What the exercise asks
Look for "идеальности" in each line of the entries, and return the matching lines.
● ● ● ● ● ● ●
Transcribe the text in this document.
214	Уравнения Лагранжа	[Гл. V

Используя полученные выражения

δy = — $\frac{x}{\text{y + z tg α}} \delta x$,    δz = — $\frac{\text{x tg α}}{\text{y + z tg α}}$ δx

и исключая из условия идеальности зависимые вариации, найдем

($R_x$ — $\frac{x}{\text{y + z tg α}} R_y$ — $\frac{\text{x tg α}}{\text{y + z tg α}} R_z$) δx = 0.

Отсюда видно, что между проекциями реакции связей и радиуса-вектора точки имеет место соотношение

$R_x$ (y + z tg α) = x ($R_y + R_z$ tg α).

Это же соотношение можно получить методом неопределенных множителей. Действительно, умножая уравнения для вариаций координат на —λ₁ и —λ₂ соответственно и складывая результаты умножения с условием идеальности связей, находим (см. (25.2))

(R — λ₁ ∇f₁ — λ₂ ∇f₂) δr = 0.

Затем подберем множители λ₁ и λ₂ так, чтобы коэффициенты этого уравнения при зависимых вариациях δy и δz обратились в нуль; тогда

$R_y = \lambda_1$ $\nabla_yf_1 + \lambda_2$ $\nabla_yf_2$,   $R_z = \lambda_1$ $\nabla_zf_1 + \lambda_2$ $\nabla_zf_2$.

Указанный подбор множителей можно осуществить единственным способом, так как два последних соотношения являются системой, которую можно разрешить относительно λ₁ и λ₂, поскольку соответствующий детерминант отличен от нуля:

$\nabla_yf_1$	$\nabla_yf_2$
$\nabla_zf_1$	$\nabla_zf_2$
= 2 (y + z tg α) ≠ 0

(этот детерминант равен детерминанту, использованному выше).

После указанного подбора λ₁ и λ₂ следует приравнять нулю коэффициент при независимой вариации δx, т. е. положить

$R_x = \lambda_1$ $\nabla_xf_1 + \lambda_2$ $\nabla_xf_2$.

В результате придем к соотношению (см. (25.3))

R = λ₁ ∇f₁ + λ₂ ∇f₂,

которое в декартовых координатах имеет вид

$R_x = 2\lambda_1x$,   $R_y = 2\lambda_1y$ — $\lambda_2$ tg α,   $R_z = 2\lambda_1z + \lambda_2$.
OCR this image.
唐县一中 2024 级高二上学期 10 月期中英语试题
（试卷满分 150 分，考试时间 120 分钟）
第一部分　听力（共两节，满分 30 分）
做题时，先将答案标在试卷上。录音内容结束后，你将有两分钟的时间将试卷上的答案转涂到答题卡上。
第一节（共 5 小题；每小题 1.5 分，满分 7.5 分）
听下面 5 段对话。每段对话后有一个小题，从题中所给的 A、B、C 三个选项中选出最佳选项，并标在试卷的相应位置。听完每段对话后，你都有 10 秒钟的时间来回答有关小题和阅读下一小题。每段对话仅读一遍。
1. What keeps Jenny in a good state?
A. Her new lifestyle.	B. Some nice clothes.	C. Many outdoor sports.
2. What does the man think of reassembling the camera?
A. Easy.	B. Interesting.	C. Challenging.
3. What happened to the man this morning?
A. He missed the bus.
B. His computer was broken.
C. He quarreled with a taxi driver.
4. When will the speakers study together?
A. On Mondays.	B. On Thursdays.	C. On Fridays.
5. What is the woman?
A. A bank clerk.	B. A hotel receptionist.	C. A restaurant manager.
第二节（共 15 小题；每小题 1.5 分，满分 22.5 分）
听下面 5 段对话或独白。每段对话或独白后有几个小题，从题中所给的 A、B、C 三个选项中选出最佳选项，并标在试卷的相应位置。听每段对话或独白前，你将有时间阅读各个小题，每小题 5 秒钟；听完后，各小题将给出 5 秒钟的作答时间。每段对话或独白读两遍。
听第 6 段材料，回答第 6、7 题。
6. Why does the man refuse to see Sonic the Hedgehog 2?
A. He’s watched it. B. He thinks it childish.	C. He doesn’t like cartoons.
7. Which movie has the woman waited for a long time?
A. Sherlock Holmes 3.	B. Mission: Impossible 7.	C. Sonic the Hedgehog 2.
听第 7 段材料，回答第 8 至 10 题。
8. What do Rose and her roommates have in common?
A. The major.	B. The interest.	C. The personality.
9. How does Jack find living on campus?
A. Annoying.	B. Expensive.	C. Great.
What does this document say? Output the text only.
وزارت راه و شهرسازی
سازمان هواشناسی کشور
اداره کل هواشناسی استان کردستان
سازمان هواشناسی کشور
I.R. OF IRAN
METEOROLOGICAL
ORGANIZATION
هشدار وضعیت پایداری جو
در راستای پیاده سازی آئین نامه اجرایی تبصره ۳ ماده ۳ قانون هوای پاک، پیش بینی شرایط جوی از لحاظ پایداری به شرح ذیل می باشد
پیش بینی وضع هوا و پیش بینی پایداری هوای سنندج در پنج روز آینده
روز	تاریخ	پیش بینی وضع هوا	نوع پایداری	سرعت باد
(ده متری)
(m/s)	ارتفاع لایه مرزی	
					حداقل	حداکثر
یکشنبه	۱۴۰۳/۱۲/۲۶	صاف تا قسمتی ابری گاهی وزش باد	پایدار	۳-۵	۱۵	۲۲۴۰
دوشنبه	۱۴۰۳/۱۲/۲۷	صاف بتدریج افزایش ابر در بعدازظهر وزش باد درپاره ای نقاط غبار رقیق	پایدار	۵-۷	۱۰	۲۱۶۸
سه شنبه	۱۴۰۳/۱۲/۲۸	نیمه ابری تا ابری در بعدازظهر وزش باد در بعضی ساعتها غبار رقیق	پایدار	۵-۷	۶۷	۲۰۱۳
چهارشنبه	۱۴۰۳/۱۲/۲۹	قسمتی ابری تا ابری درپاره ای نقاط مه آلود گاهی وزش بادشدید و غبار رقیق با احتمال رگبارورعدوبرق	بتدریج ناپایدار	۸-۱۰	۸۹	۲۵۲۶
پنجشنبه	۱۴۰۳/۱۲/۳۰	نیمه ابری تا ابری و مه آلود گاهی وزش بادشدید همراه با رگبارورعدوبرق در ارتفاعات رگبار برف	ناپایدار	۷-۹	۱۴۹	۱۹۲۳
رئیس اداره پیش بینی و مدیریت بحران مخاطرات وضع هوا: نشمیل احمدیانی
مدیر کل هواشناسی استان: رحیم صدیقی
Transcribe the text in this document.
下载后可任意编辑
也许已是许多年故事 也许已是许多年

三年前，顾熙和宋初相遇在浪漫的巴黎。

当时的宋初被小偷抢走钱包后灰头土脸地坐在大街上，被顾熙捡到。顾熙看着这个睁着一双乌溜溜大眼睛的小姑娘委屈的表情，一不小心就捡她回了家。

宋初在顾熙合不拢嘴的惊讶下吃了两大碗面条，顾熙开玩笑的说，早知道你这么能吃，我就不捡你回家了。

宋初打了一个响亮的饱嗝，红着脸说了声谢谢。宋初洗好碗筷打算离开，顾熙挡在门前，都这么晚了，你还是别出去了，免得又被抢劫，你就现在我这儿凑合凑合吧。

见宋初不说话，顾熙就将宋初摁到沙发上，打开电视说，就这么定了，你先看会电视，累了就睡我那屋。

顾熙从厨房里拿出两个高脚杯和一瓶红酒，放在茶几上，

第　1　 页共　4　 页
● ● ● ● ● ● ●
Expected answer
и исключая из условия идеальности зависимые вариации, найдем
Это же соотношение можно получить методом неопределенных множителей. Действительно, умножая уравнения для вариаций координат на —λ₁ и —λ₂ соответственно и складывая результаты умножения с условием идеальности связей, находим (см. (25.2))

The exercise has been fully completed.